Copy the data precisely, character for character, and leave out every picture.

§ INFORMATION PROVIDED:
────────────────
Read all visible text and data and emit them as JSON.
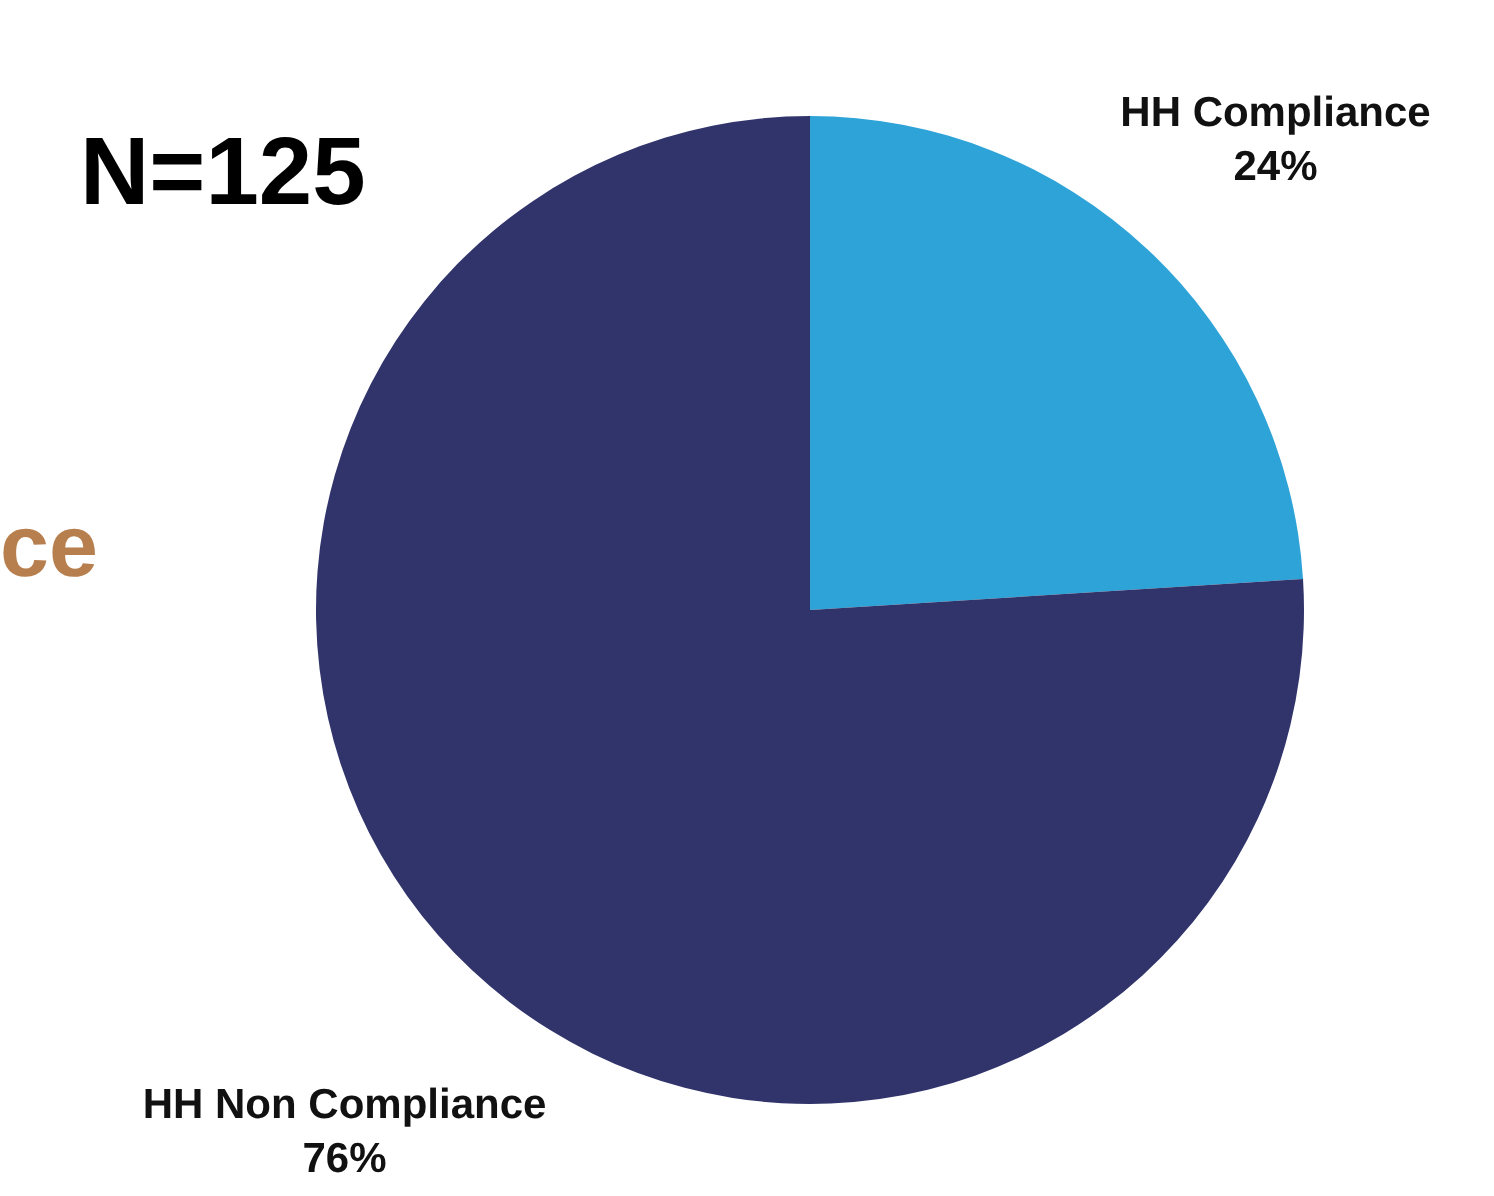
{
  "chart_data": {
    "type": "pie",
    "title": "N=125",
    "annotations": [
      "ce"
    ],
    "categories": [
      "HH Compliance",
      "HH Non Compliance"
    ],
    "values": [
      24,
      76
    ],
    "value_labels": [
      "24%",
      "76%"
    ],
    "colors": [
      "#2ea3d8",
      "#31346b"
    ],
    "legend": false
  }
}
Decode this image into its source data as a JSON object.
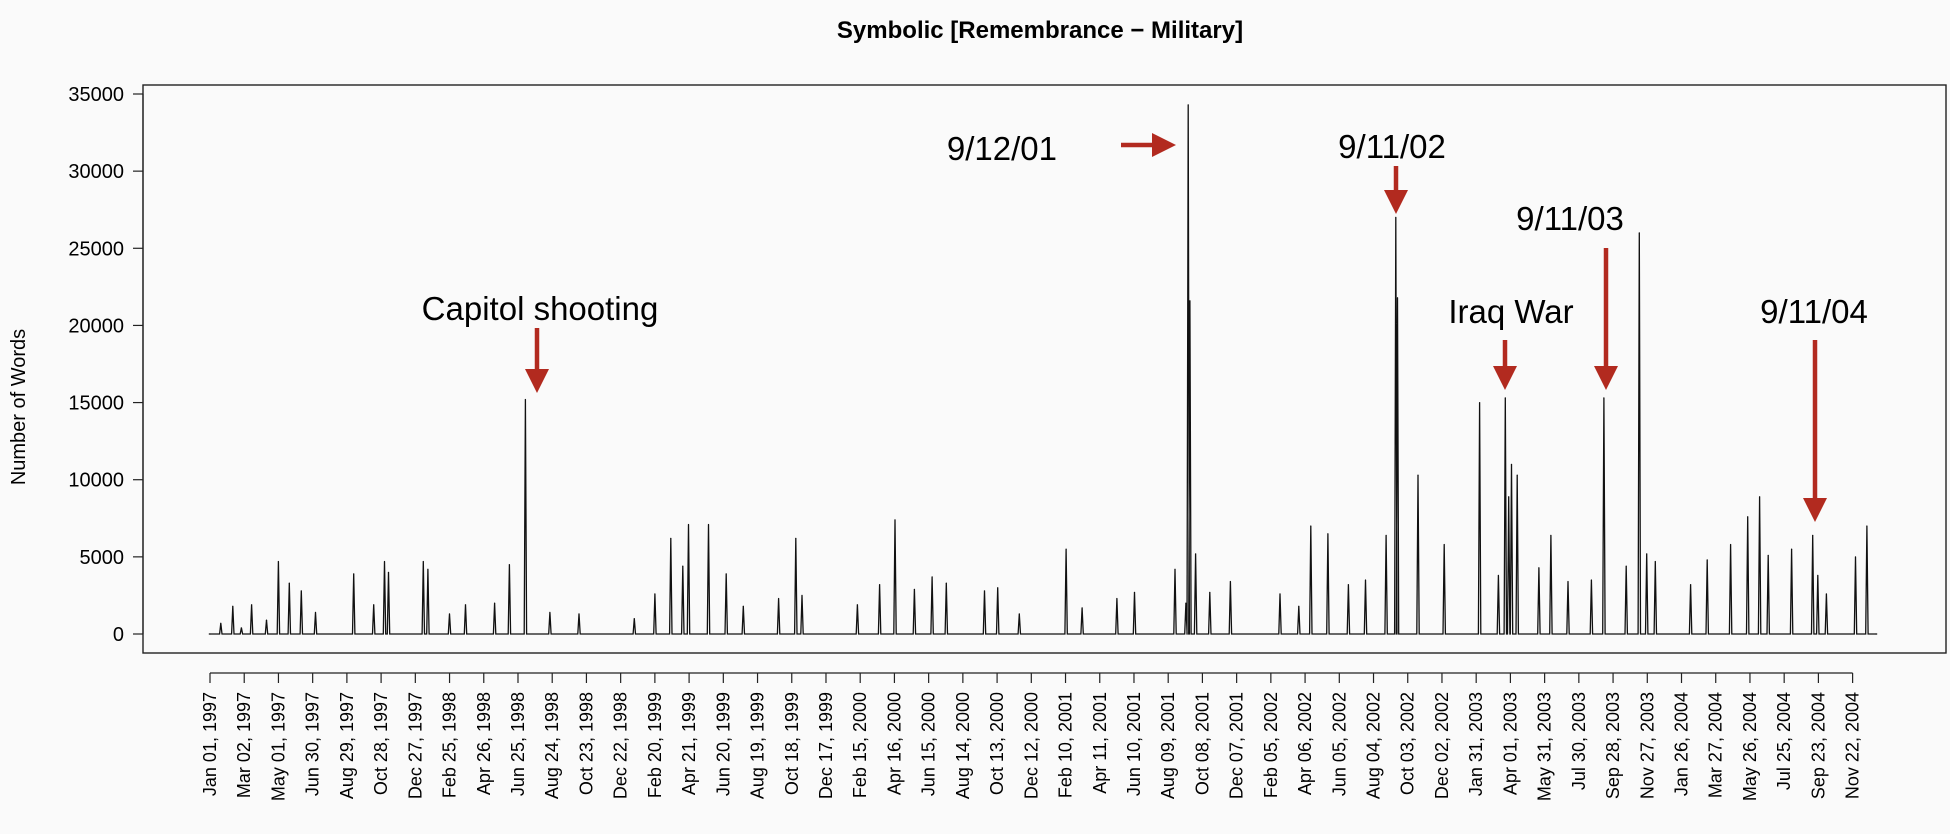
────────────────
§ ANSWER TO THE EXERCISE:
Read all visible text and data and emit them as JSON.
{
  "chart_data": {
    "type": "pie",
    "title": "N=125",
    "annotations": [
      "ce"
    ],
    "categories": [
      "HH Compliance",
      "HH Non Compliance"
    ],
    "values": [
      24,
      76
    ],
    "value_labels": [
      "24%",
      "76%"
    ],
    "colors": [
      "#2ea3d8",
      "#31346b"
    ],
    "legend": false
  }
}
Decode this image into its source data as a JSON object.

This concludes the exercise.